Stored items from a collection:
== == ==

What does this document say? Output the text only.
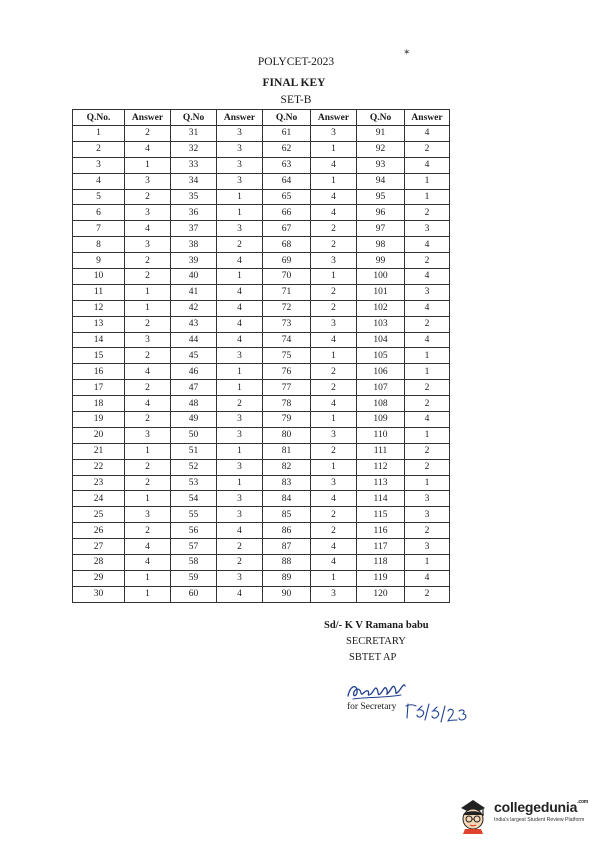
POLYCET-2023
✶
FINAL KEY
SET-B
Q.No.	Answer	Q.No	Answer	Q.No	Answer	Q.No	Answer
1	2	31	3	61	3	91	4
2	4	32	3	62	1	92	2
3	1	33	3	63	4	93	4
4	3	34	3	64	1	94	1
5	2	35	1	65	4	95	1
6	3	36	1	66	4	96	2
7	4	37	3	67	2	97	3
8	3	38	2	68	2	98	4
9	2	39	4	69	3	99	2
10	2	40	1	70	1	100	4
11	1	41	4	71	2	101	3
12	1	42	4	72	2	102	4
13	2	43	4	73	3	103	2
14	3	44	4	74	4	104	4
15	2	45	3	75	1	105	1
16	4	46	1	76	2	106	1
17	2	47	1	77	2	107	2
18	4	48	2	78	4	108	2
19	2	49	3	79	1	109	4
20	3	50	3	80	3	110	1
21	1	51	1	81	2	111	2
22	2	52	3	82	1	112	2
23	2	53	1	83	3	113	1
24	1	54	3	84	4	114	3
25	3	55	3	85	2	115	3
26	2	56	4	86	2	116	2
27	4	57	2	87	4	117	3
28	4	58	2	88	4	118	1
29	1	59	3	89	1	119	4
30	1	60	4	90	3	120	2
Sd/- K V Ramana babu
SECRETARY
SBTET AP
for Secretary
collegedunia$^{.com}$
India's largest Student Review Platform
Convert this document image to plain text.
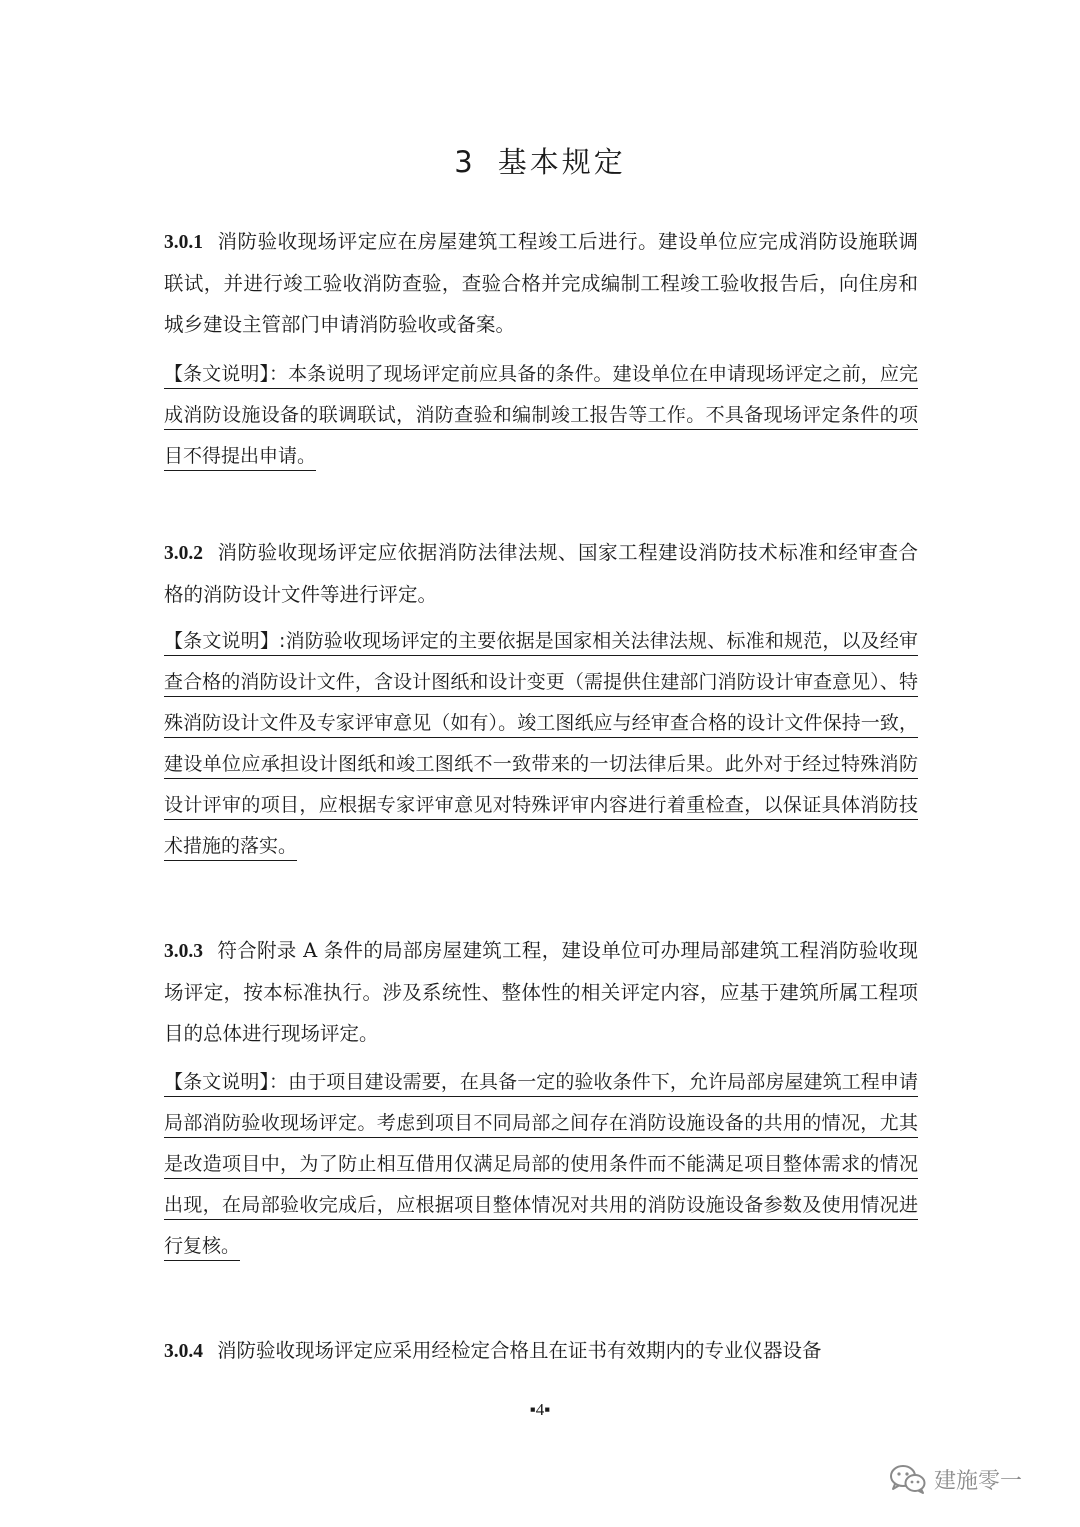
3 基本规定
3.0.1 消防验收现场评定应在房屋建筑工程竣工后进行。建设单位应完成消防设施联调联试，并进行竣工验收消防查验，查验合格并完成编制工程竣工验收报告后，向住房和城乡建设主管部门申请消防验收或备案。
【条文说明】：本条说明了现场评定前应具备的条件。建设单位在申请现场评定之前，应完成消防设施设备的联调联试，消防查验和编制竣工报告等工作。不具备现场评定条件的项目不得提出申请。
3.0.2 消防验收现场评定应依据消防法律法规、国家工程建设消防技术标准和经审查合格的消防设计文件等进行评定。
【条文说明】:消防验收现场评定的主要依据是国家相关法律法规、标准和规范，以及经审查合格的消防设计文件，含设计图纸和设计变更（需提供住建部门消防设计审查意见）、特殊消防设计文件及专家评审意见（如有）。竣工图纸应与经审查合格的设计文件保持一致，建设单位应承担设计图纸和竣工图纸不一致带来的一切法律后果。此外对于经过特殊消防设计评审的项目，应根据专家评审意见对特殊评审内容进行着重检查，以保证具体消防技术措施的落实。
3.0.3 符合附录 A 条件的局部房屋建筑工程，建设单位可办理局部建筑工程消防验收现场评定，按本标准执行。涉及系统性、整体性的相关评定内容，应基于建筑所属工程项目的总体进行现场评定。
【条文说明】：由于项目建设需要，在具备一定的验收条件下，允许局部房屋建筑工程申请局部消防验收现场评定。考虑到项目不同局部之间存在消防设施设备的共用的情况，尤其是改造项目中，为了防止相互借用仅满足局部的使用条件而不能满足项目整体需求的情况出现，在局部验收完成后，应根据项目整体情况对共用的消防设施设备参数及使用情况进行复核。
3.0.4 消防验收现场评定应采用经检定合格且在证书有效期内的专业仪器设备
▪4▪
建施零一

== == ==

■ Problem details:
Return all the entries word for word, but omit any pictures they contain.

■ Correct result:
What does this document say? Output the text only.
POLYCET-2023
✶
FINAL KEY
SET-B
Q.No.	Answer	Q.No	Answer	Q.No	Answer	Q.No	Answer
1	2	31	3	61	3	91	4
2	4	32	3	62	1	92	2
3	1	33	3	63	4	93	4
4	3	34	3	64	1	94	1
5	2	35	1	65	4	95	1
6	3	36	1	66	4	96	2
7	4	37	3	67	2	97	3
8	3	38	2	68	2	98	4
9	2	39	4	69	3	99	2
10	2	40	1	70	1	100	4
11	1	41	4	71	2	101	3
12	1	42	4	72	2	102	4
13	2	43	4	73	3	103	2
14	3	44	4	74	4	104	4
15	2	45	3	75	1	105	1
16	4	46	1	76	2	106	1
17	2	47	1	77	2	107	2
18	4	48	2	78	4	108	2
19	2	49	3	79	1	109	4
20	3	50	3	80	3	110	1
21	1	51	1	81	2	111	2
22	2	52	3	82	1	112	2
23	2	53	1	83	3	113	1
24	1	54	3	84	4	114	3
25	3	55	3	85	2	115	3
26	2	56	4	86	2	116	2
27	4	57	2	87	4	117	3
28	4	58	2	88	4	118	1
29	1	59	3	89	1	119	4
30	1	60	4	90	3	120	2
Sd/- K V Ramana babu
SECRETARY
SBTET AP
for Secretary
collegedunia$^{.com}$
India's largest Student Review Platform
Convert this document image to plain text.
3 基本规定
3.0.1 消防验收现场评定应在房屋建筑工程竣工后进行。建设单位应完成消防设施联调联试，并进行竣工验收消防查验，查验合格并完成编制工程竣工验收报告后，向住房和城乡建设主管部门申请消防验收或备案。
【条文说明】：本条说明了现场评定前应具备的条件。建设单位在申请现场评定之前，应完成消防设施设备的联调联试，消防查验和编制竣工报告等工作。不具备现场评定条件的项目不得提出申请。
3.0.2 消防验收现场评定应依据消防法律法规、国家工程建设消防技术标准和经审查合格的消防设计文件等进行评定。
【条文说明】:消防验收现场评定的主要依据是国家相关法律法规、标准和规范，以及经审查合格的消防设计文件，含设计图纸和设计变更（需提供住建部门消防设计审查意见）、特殊消防设计文件及专家评审意见（如有）。竣工图纸应与经审查合格的设计文件保持一致，建设单位应承担设计图纸和竣工图纸不一致带来的一切法律后果。此外对于经过特殊消防设计评审的项目，应根据专家评审意见对特殊评审内容进行着重检查，以保证具体消防技术措施的落实。
3.0.3 符合附录 A 条件的局部房屋建筑工程，建设单位可办理局部建筑工程消防验收现场评定，按本标准执行。涉及系统性、整体性的相关评定内容，应基于建筑所属工程项目的总体进行现场评定。
【条文说明】：由于项目建设需要，在具备一定的验收条件下，允许局部房屋建筑工程申请局部消防验收现场评定。考虑到项目不同局部之间存在消防设施设备的共用的情况，尤其是改造项目中，为了防止相互借用仅满足局部的使用条件而不能满足项目整体需求的情况出现，在局部验收完成后，应根据项目整体情况对共用的消防设施设备参数及使用情况进行复核。
3.0.4 消防验收现场评定应采用经检定合格且在证书有效期内的专业仪器设备
▪4▪
建施零一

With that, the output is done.